__Objective__
Collect all lines containing the word "JSON" from the data.

Dataset items:
-- Begin --
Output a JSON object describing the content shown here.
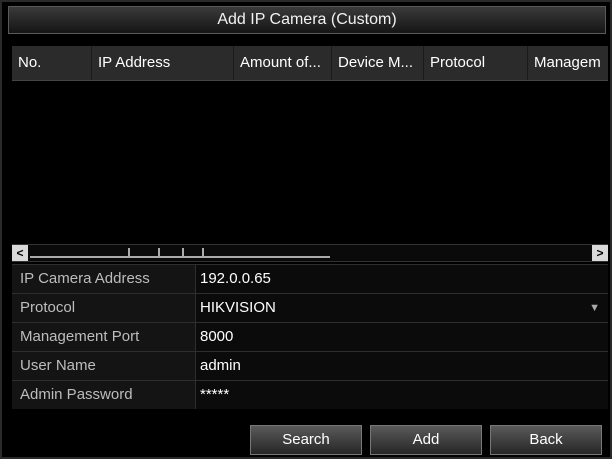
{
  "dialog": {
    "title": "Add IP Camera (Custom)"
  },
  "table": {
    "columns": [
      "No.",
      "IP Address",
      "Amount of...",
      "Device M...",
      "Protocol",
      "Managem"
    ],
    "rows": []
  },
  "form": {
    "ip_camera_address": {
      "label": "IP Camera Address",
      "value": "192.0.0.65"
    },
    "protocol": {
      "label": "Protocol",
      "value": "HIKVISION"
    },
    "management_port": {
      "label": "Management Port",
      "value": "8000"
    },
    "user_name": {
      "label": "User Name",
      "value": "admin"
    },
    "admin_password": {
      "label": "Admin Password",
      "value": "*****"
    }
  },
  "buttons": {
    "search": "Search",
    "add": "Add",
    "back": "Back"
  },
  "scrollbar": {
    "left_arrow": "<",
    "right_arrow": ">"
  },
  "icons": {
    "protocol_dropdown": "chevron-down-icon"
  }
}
-- End --
-- Begin --
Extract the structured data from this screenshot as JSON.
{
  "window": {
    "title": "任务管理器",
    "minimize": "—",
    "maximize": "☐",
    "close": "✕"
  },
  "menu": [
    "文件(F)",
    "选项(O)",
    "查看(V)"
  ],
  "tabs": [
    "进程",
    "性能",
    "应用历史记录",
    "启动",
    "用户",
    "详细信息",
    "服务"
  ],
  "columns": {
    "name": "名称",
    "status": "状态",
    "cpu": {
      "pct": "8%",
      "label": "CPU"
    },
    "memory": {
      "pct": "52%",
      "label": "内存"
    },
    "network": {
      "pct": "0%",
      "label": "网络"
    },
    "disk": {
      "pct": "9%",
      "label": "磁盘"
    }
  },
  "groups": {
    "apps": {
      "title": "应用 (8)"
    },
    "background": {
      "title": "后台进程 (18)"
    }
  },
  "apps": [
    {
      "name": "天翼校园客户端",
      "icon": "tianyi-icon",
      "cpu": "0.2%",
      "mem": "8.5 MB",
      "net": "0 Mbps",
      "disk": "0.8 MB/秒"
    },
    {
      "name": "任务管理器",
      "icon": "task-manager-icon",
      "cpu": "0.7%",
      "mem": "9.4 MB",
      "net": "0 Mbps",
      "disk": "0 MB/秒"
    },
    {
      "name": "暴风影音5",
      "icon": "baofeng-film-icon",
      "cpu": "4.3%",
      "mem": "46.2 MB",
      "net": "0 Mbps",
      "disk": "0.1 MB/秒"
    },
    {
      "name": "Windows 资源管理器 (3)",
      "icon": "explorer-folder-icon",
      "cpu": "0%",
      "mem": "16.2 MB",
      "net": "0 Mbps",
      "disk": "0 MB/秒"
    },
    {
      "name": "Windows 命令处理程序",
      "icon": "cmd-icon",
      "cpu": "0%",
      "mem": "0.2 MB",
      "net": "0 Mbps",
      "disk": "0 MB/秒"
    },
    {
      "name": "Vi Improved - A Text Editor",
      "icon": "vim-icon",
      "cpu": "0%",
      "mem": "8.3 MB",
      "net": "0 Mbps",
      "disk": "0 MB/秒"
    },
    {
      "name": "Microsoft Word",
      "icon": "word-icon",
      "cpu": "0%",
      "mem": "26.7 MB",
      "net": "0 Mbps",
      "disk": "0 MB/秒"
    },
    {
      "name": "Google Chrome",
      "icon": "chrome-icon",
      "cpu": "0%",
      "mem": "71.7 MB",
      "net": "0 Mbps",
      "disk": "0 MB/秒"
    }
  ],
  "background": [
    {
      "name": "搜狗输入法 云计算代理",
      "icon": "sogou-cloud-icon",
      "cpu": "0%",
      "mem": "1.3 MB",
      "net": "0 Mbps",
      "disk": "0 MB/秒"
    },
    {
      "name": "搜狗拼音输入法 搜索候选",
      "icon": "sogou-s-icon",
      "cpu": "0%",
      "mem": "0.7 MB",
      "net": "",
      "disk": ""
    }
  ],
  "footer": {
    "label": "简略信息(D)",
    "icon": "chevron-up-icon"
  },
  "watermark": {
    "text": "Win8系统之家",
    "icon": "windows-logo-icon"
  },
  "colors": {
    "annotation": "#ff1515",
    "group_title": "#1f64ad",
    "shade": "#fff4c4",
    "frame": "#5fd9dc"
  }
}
-- End --
__Solution to this task__
Output a JSON object describing the content shown here.
Extract the structured data from this screenshot as JSON.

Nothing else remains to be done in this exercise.